* Start *

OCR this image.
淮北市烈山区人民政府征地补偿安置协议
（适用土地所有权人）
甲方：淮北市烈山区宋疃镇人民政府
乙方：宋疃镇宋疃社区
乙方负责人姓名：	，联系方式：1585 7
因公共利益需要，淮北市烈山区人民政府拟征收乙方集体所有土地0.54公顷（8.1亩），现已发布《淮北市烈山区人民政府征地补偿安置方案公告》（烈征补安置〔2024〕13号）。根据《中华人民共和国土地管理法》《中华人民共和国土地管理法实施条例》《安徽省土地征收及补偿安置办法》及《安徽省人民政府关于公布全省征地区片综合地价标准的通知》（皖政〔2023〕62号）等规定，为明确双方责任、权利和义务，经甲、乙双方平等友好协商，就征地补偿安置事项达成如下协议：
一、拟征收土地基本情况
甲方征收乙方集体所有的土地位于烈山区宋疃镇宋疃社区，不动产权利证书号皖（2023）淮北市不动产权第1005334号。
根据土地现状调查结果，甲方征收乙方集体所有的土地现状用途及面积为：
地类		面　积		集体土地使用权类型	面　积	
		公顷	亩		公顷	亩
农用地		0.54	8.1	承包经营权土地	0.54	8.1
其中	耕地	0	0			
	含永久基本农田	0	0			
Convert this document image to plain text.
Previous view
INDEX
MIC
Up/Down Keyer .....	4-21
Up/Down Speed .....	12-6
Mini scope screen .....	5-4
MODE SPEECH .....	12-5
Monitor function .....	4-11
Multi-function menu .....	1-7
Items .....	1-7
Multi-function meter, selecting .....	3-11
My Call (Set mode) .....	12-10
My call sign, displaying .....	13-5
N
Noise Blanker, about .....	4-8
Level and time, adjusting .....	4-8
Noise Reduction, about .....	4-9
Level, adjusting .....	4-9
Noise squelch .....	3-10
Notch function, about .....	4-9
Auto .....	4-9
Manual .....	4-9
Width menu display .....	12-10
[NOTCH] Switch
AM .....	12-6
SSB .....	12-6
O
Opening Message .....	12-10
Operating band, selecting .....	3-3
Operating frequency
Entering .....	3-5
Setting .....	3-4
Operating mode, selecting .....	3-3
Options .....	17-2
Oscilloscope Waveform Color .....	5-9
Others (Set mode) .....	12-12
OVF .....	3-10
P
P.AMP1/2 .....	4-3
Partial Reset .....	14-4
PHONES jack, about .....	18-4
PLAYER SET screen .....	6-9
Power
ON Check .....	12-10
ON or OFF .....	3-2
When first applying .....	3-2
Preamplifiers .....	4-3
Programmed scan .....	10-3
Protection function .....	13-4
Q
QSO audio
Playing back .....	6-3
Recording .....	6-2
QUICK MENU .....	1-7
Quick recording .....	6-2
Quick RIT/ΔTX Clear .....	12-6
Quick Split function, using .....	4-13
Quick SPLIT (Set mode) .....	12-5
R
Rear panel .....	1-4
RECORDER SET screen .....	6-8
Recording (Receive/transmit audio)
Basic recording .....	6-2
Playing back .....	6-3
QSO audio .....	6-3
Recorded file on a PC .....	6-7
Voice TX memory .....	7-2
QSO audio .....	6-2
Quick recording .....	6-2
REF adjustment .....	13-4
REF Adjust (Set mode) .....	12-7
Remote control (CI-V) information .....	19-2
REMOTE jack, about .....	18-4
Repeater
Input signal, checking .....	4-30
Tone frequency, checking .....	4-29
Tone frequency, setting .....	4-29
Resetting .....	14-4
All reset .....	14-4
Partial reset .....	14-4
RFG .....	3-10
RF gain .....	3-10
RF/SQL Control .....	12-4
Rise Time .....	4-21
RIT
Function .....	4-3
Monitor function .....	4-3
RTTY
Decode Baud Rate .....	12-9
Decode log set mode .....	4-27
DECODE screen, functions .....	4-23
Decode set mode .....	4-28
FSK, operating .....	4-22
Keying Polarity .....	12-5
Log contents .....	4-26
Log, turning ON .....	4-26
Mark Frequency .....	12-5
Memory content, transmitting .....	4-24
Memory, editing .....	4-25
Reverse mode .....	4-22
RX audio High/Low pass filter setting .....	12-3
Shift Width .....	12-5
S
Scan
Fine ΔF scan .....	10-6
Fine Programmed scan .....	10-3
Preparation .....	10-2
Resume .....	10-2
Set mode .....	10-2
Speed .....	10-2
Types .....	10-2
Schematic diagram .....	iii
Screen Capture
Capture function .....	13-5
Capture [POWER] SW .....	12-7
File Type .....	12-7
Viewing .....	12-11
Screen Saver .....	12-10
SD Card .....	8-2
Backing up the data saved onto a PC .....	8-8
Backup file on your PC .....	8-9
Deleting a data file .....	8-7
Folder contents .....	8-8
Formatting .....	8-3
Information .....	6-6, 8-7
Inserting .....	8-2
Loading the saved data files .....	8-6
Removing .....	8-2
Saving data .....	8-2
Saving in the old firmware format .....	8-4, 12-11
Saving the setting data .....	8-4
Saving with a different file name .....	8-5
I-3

* End *

- _Do this_: Search the preceding listing for "Fine" and extract every line where it is found.

- _Written response_:
Fine ΔF scan .....	10-6
Fine Programmed scan .....	10-3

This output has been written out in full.